§ Your objective: Output the records exactly as they appear, with no pictures included.

§ Material provided:
○ ○ ○

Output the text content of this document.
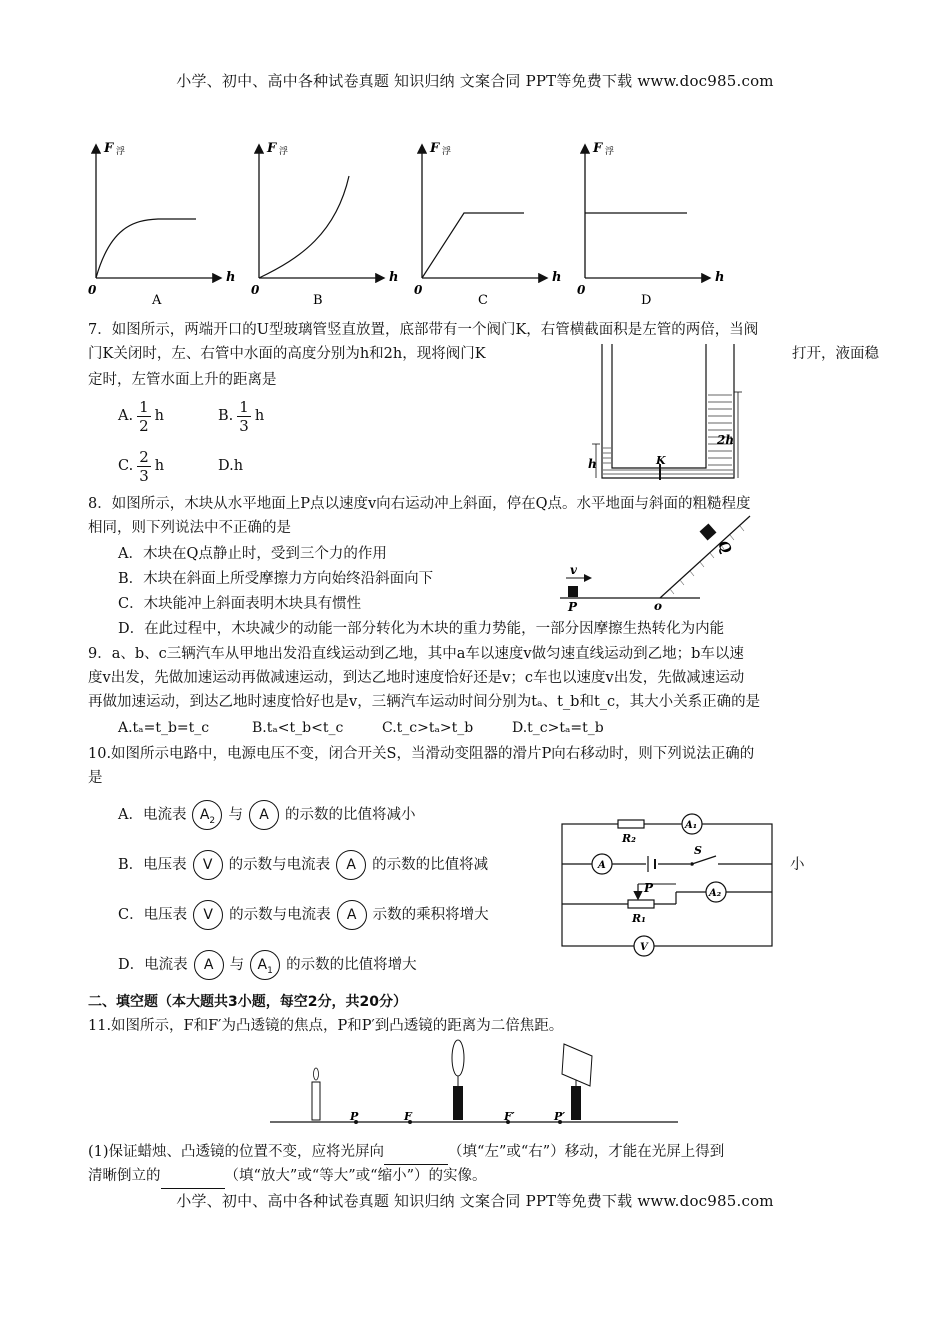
小学、初中、高中各种试卷真题 知识归纳 文案合同 PPT等免费下载 www.doc985.com
F 浮
h
0
A
F 浮
h
0
B
F 浮
h
0
C
F 浮
h
0
D
7．如图所示，两端开口的U型玻璃管竖直放置，底部带有一个阀门K，右管横截面积是左管的两倍，当阀
门K关闭时，左、右管中水面的高度分别为h和2h，现将阀门K	打开，液面稳
定时，左管水面上升的距离是
A. $\frac{1}{2}$ h	B. $\frac{1}{3}$ h
C. $\frac{2}{3}$ h	D.h	K
h
2h
8．如图所示，木块从水平地面上P点以速度v向右运动冲上斜面，停在Q点。水平地面与斜面的粗糙程度
相同，则下列说法中不正确的是
A．木块在Q点静止时，受到三个力的作用
B．木块在斜面上所受摩擦力方向始终沿斜面向下
C．木块能冲上斜面表明木块具有惯性
D．在此过程中，木块减少的动能一部分转化为木块的重力势能，一部分因摩擦生热转化为内能
v
P	o
Q
9．a、b、c三辆汽车从甲地出发沿直线运动到乙地，其中a车以速度v做匀速直线运动到乙地；b车以速
度v出发，先做加速运动再做减速运动，到达乙地时速度恰好还是v；c车也以速度v出发，先做减速运动
再做加速运动，到达乙地时速度恰好也是v，三辆汽车运动时间分别为tₐ、t_b和t_c，其大小关系正确的是
A.tₐ=t_b=t_c	B.tₐ<t_b<t_c	C.t_c>tₐ>t_b	D.t_c>tₐ=t_b
10.如图所示电路中，电源电压不变，闭合开关S，当滑动变阻器的滑片P向右移动时，则下列说法正确的
是
A．电流表 $A_2$ 与 A 的示数的比值将减小
B．电压表 V 的示数与电流表 A 的示数的比值将减	小
C．电压表 V 的示数与电流表 A 示数的乘积将增大
D．电流表 A 与 $A_1$ 的示数的比值将增大
R₂
A₁
A
S
P
R₁
A₂
V
二、填空题（本大题共3小题，每空2分，共20分）
11.如图所示，F和F′为凸透镜的焦点，P和P′到凸透镜的距离为二倍焦距。
P	F	F′	P′
(1)保证蜡烛、凸透镜的位置不变，应将光屏向	（填“左”或“右”）移动，才能在光屏上得到
清晰倒立的	（填“放大”或“等大”或“缩小”）的实像。
小学、初中、高中各种试卷真题 知识归纳 文案合同 PPT等免费下载 www.doc985.com
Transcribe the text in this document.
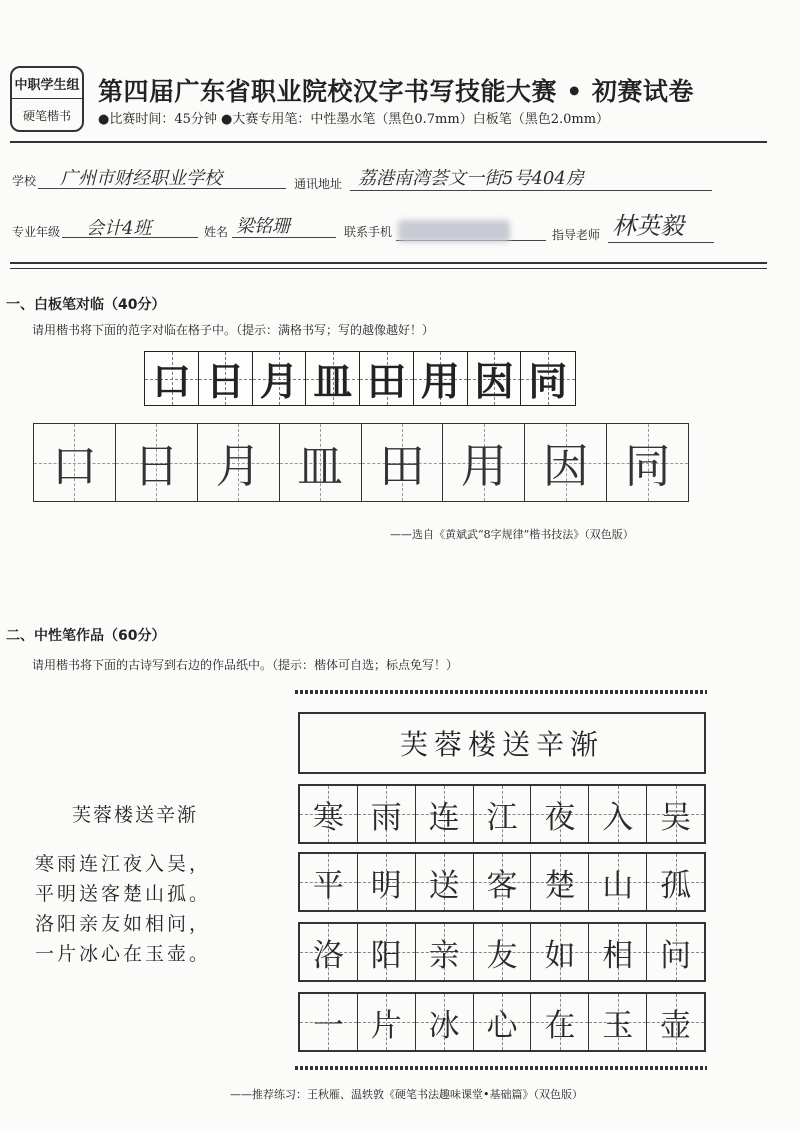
中职学生组
硬笔楷书
第四届广东省职业院校汉字书写技能大赛 • 初赛试卷
●比赛时间：45分钟 ●大赛专用笔：中性墨水笔（黑色0.7mm）白板笔（黑色2.0mm）
学校 广州市财经职业学校	通讯地址 荔港南湾荟文一街5号404房
专业年级 会计4班	姓名 梁铭珊	联系手机	指导老师 林英毅
一、白板笔对临（40分）
请用楷书将下面的范字对临在格子中。（提示：满格书写；写的越像越好！）
口 日 月 皿 田 用 因 同
口 日 月 皿 田 用 因 同
——选自《黄斌武“8字规律”楷书技法》（双色版）
二、中性笔作品（60分）
请用楷书将下面的古诗写到右边的作品纸中。（提示：楷体可自选；标点免写！）
芙蓉楼送辛渐
寒雨连江夜入吴，
平明送客楚山孤。
洛阳亲友如相问，
一片冰心在玉壶。
芙蓉楼送辛渐
寒 雨 连 江 夜 入 吴
平 明 送 客 楚 山 孤
洛 阳 亲 友 如 相 问
一 片 冰 心 在 玉 壶
——推荐练习：王秋雁、温轶敦《硬笔书法趣味课堂•基础篇》（双色版）
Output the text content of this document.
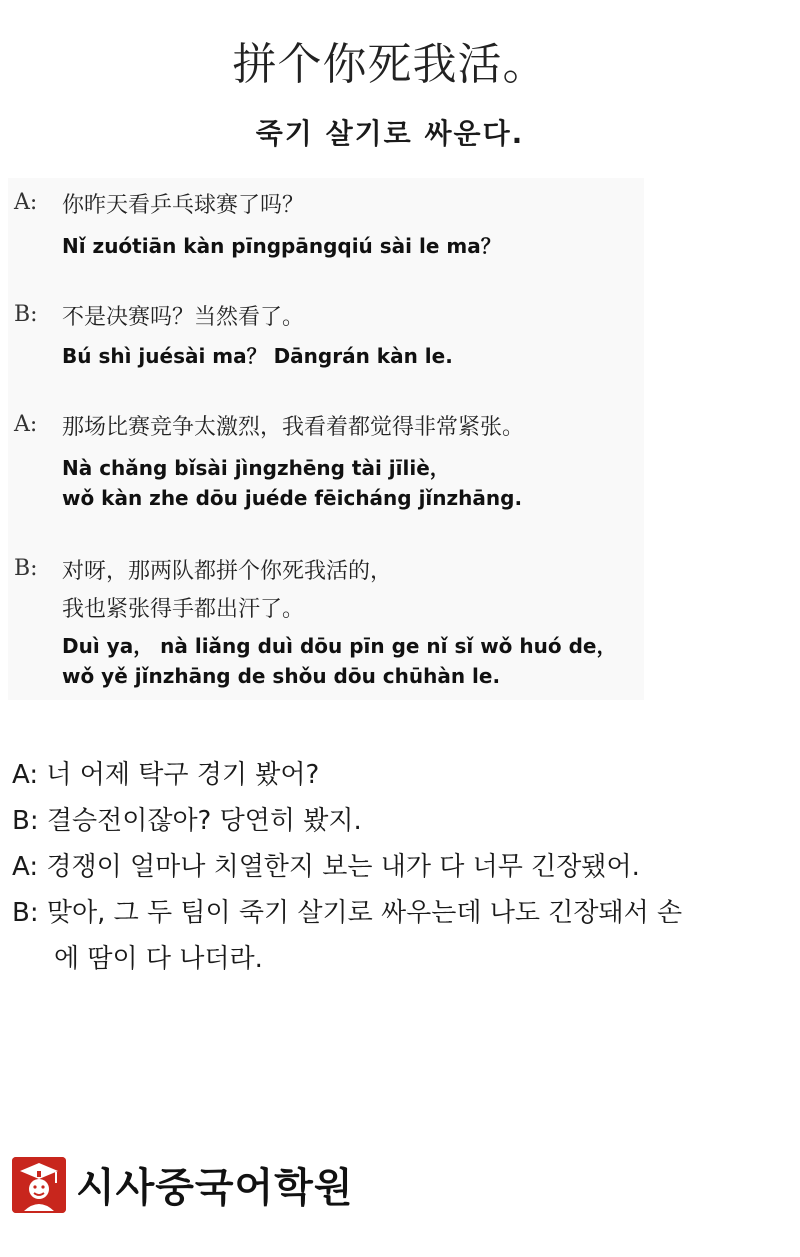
拼个你死我活。
죽기 살기로 싸운다.
A: 你昨天看乒乓球赛了吗？
Nǐ zuótiān kàn pīngpāngqiú sài le ma？
B: 不是决赛吗？当然看了。
Bú shì juésài ma？ Dāngrán kàn le.
A: 那场比赛竞争太激烈，我看着都觉得非常紧张。
Nà chǎng bǐsài jìngzhēng tài jīliè，
wǒ kàn zhe dōu juéde fēicháng jǐnzhāng.
B: 对呀，那两队都拼个你死我活的，
我也紧张得手都出汗了。
Duì ya， nà liǎng duì dōu pīn ge nǐ sǐ wǒ huó de，
wǒ yě jǐnzhāng de shǒu dōu chūhàn le.
A: 너 어제 탁구 경기 봤어?
B: 결승전이잖아? 당연히 봤지.
A: 경쟁이 얼마나 치열한지 보는 내가 다 너무 긴장됐어.
B: 맞아, 그 두 팀이 죽기 살기로 싸우는데 나도 긴장돼서 손
에 땀이 다 나더라.
시사중국어학원
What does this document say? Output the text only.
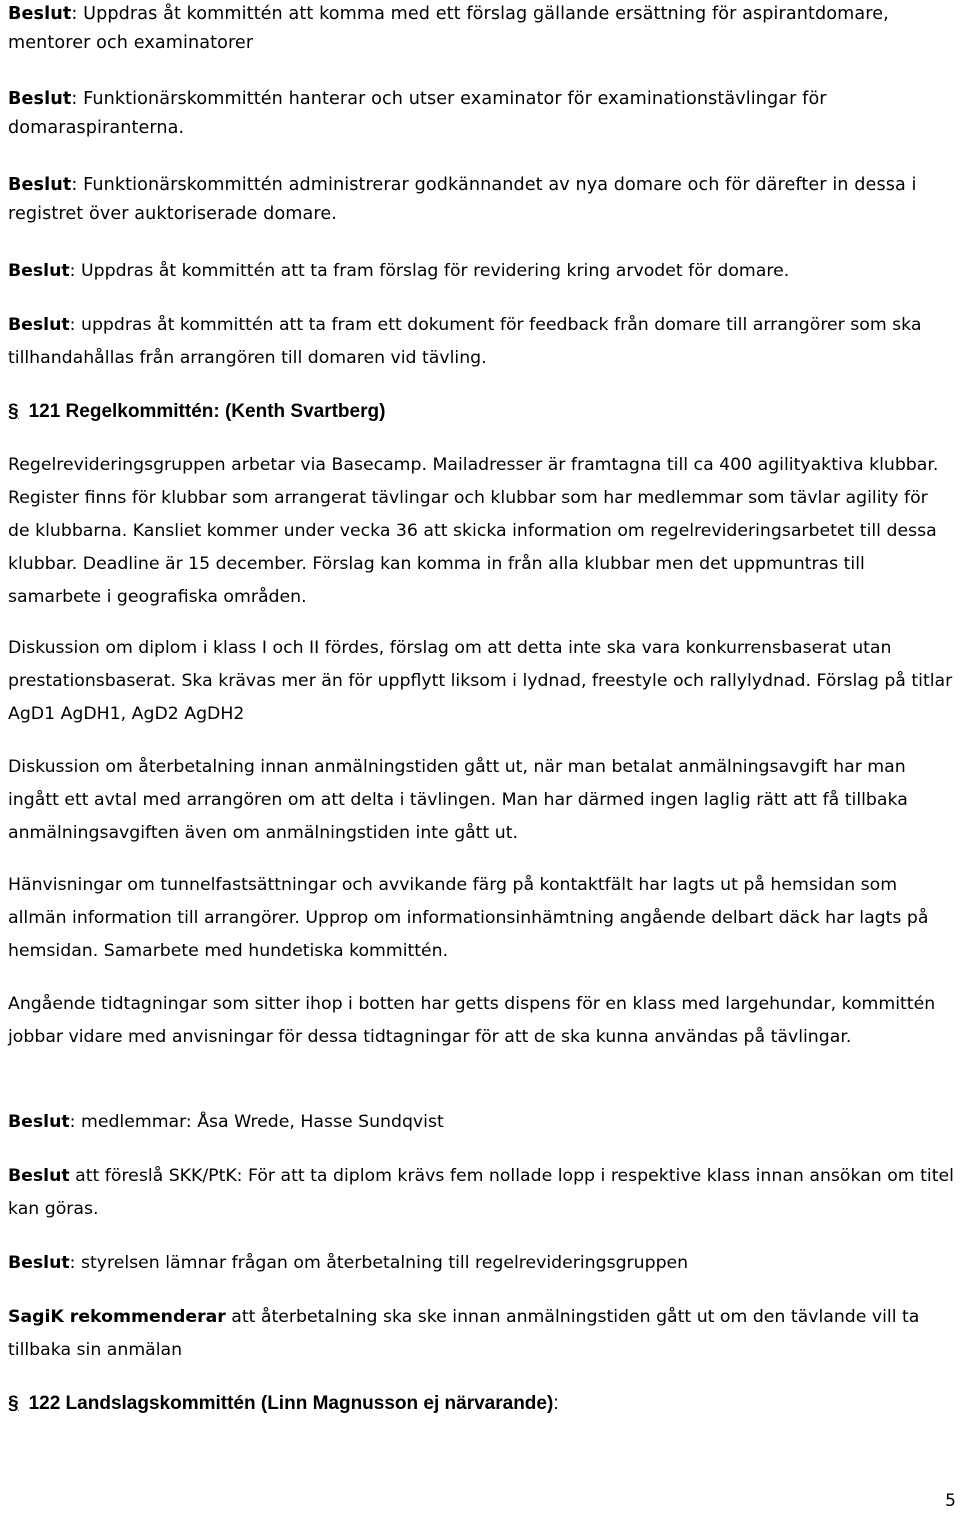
Beslut: Uppdras åt kommittén att komma med ett förslag gällande ersättning för aspirantdomare, mentorer och examinatorer

Beslut: Funktionärskommittén hanterar och utser examinator för examinationstävlingar för domaraspiranterna.

Beslut: Funktionärskommittén administrerar godkännandet av nya domare och för därefter in dessa i registret över auktoriserade domare.

Beslut: Uppdras åt kommittén att ta fram förslag för revidering kring arvodet för domare.

Beslut: uppdras åt kommittén att ta fram ett dokument för feedback från domare till arrangörer som ska tillhandahållas från arrangören till domaren vid tävling.

§ 121 Regelkommittén: (Kenth Svartberg)

Regelrevideringsgruppen arbetar via Basecamp. Mailadresser är framtagna till ca 400 agilityaktiva klubbar. Register finns för klubbar som arrangerat tävlingar och klubbar som har medlemmar som tävlar agility för de klubbarna. Kansliet kommer under vecka 36 att skicka information om regelrevideringsarbetet till dessa klubbar. Deadline är 15 december. Förslag kan komma in från alla klubbar men det uppmuntras till samarbete i geografiska områden.

Diskussion om diplom i klass I och II fördes, förslag om att detta inte ska vara konkurrensbaserat utan prestationsbaserat. Ska krävas mer än för uppflytt liksom i lydnad, freestyle och rallylydnad. Förslag på titlar AgD1 AgDH1, AgD2 AgDH2

Diskussion om återbetalning innan anmälningstiden gått ut, när man betalat anmälningsavgift har man ingått ett avtal med arrangören om att delta i tävlingen. Man har därmed ingen laglig rätt att få tillbaka anmälningsavgiften även om anmälningstiden inte gått ut.

Hänvisningar om tunnelfastsättningar och avvikande färg på kontaktfält har lagts ut på hemsidan som allmän information till arrangörer. Upprop om informationsinhämtning angående delbart däck har lagts på hemsidan. Samarbete med hundetiska kommittén.

Angående tidtagningar som sitter ihop i botten har getts dispens för en klass med largehundar, kommittén jobbar vidare med anvisningar för dessa tidtagningar för att de ska kunna användas på tävlingar.

Beslut: medlemmar: Åsa Wrede, Hasse Sundqvist

Beslut att föreslå SKK/PtK: För att ta diplom krävs fem nollade lopp i respektive klass innan ansökan om titel kan göras.

Beslut: styrelsen lämnar frågan om återbetalning till regelrevideringsgruppen

SagiK rekommenderar att återbetalning ska ske innan anmälningstiden gått ut om den tävlande vill ta tillbaka sin anmälan

§ 122 Landslagskommittén (Linn Magnusson ej närvarande):
5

○ ○ ○

§ Result of this exercise:
Output the text content of this document.
小学、初中、高中各种试卷真题 知识归纳 文案合同 PPT等免费下载 www.doc985.com
F 浮
h
0
A
F 浮
h
0
B
F 浮
h
0
C
F 浮
h
0
D
7．如图所示，两端开口的U型玻璃管竖直放置，底部带有一个阀门K，右管横截面积是左管的两倍，当阀
门K关闭时，左、右管中水面的高度分别为h和2h，现将阀门K	打开，液面稳
定时，左管水面上升的距离是
A. $\frac{1}{2}$ h	B. $\frac{1}{3}$ h
C. $\frac{2}{3}$ h	D.h	K
h
2h
8．如图所示，木块从水平地面上P点以速度v向右运动冲上斜面，停在Q点。水平地面与斜面的粗糙程度
相同，则下列说法中不正确的是
A．木块在Q点静止时，受到三个力的作用
B．木块在斜面上所受摩擦力方向始终沿斜面向下
C．木块能冲上斜面表明木块具有惯性
D．在此过程中，木块减少的动能一部分转化为木块的重力势能，一部分因摩擦生热转化为内能
v
P	o
Q
9．a、b、c三辆汽车从甲地出发沿直线运动到乙地，其中a车以速度v做匀速直线运动到乙地；b车以速
度v出发，先做加速运动再做减速运动，到达乙地时速度恰好还是v；c车也以速度v出发，先做减速运动
再做加速运动，到达乙地时速度恰好也是v，三辆汽车运动时间分别为tₐ、t_b和t_c，其大小关系正确的是
A.tₐ=t_b=t_c	B.tₐ<t_b<t_c	C.t_c>tₐ>t_b	D.t_c>tₐ=t_b
10.如图所示电路中，电源电压不变，闭合开关S，当滑动变阻器的滑片P向右移动时，则下列说法正确的
是
A．电流表 $A_2$ 与 A 的示数的比值将减小
B．电压表 V 的示数与电流表 A 的示数的比值将减	小
C．电压表 V 的示数与电流表 A 示数的乘积将增大
D．电流表 A 与 $A_1$ 的示数的比值将增大
R₂
A₁
A
S
P
R₁
A₂
V
二、填空题（本大题共3小题，每空2分，共20分）
11.如图所示，F和F′为凸透镜的焦点，P和P′到凸透镜的距离为二倍焦距。
P	F	F′	P′
(1)保证蜡烛、凸透镜的位置不变，应将光屏向	（填“左”或“右”）移动，才能在光屏上得到
清晰倒立的	（填“放大”或“等大”或“缩小”）的实像。
小学、初中、高中各种试卷真题 知识归纳 文案合同 PPT等免费下载 www.doc985.com
Transcribe the text in this document.
中职学生组
硬笔楷书
第四届广东省职业院校汉字书写技能大赛 • 初赛试卷
●比赛时间：45分钟 ●大赛专用笔：中性墨水笔（黑色0.7mm）白板笔（黑色2.0mm）
学校 广州市财经职业学校	通讯地址 荔港南湾荟文一街5号404房
专业年级 会计4班	姓名 梁铭珊	联系手机	指导老师 林英毅
一、白板笔对临（40分）
请用楷书将下面的范字对临在格子中。（提示：满格书写；写的越像越好！）
口 日 月 皿 田 用 因 同
口 日 月 皿 田 用 因 同
——选自《黄斌武“8字规律”楷书技法》（双色版）
二、中性笔作品（60分）
请用楷书将下面的古诗写到右边的作品纸中。（提示：楷体可自选；标点免写！）
芙蓉楼送辛渐
寒雨连江夜入吴，
平明送客楚山孤。
洛阳亲友如相问，
一片冰心在玉壶。
芙蓉楼送辛渐
寒 雨 连 江 夜 入 吴
平 明 送 客 楚 山 孤
洛 阳 亲 友 如 相 问
一 片 冰 心 在 玉 壶
——推荐练习：王秋雁、温轶敦《硬笔书法趣味课堂•基础篇》（双色版）
Output the text content of this document.
拼个你死我活。
죽기 살기로 싸운다.
A: 你昨天看乒乓球赛了吗？
Nǐ zuótiān kàn pīngpāngqiú sài le ma？
B: 不是决赛吗？当然看了。
Bú shì juésài ma？ Dāngrán kàn le.
A: 那场比赛竞争太激烈，我看着都觉得非常紧张。
Nà chǎng bǐsài jìngzhēng tài jīliè，
wǒ kàn zhe dōu juéde fēicháng jǐnzhāng.
B: 对呀，那两队都拼个你死我活的，
我也紧张得手都出汗了。
Duì ya， nà liǎng duì dōu pīn ge nǐ sǐ wǒ huó de，
wǒ yě jǐnzhāng de shǒu dōu chūhàn le.
A: 너 어제 탁구 경기 봤어?
B: 결승전이잖아? 당연히 봤지.
A: 경쟁이 얼마나 치열한지 보는 내가 다 너무 긴장됐어.
B: 맞아, 그 두 팀이 죽기 살기로 싸우는데 나도 긴장돼서 손
에 땀이 다 나더라.
시사중국어학원
What does this document say? Output the text only.
Beslut: Uppdras åt kommittén att komma med ett förslag gällande ersättning för aspirantdomare, mentorer och examinatorer

Beslut: Funktionärskommittén hanterar och utser examinator för examinationstävlingar för domaraspiranterna.

Beslut: Funktionärskommittén administrerar godkännandet av nya domare och för därefter in dessa i registret över auktoriserade domare.

Beslut: Uppdras åt kommittén att ta fram förslag för revidering kring arvodet för domare.

Beslut: uppdras åt kommittén att ta fram ett dokument för feedback från domare till arrangörer som ska tillhandahållas från arrangören till domaren vid tävling.

§ 121 Regelkommittén: (Kenth Svartberg)

Regelrevideringsgruppen arbetar via Basecamp. Mailadresser är framtagna till ca 400 agilityaktiva klubbar. Register finns för klubbar som arrangerat tävlingar och klubbar som har medlemmar som tävlar agility för de klubbarna. Kansliet kommer under vecka 36 att skicka information om regelrevideringsarbetet till dessa klubbar. Deadline är 15 december. Förslag kan komma in från alla klubbar men det uppmuntras till samarbete i geografiska områden.

Diskussion om diplom i klass I och II fördes, förslag om att detta inte ska vara konkurrensbaserat utan prestationsbaserat. Ska krävas mer än för uppflytt liksom i lydnad, freestyle och rallylydnad. Förslag på titlar AgD1 AgDH1, AgD2 AgDH2

Diskussion om återbetalning innan anmälningstiden gått ut, när man betalat anmälningsavgift har man ingått ett avtal med arrangören om att delta i tävlingen. Man har därmed ingen laglig rätt att få tillbaka anmälningsavgiften även om anmälningstiden inte gått ut.

Hänvisningar om tunnelfastsättningar och avvikande färg på kontaktfält har lagts ut på hemsidan som allmän information till arrangörer. Upprop om informationsinhämtning angående delbart däck har lagts på hemsidan. Samarbete med hundetiska kommittén.

Angående tidtagningar som sitter ihop i botten har getts dispens för en klass med largehundar, kommittén jobbar vidare med anvisningar för dessa tidtagningar för att de ska kunna användas på tävlingar.

Beslut: medlemmar: Åsa Wrede, Hasse Sundqvist

Beslut att föreslå SKK/PtK: För att ta diplom krävs fem nollade lopp i respektive klass innan ansökan om titel kan göras.

Beslut: styrelsen lämnar frågan om återbetalning till regelrevideringsgruppen

SagiK rekommenderar att återbetalning ska ske innan anmälningstiden gått ut om den tävlande vill ta tillbaka sin anmälan

§ 122 Landslagskommittén (Linn Magnusson ej närvarande):
5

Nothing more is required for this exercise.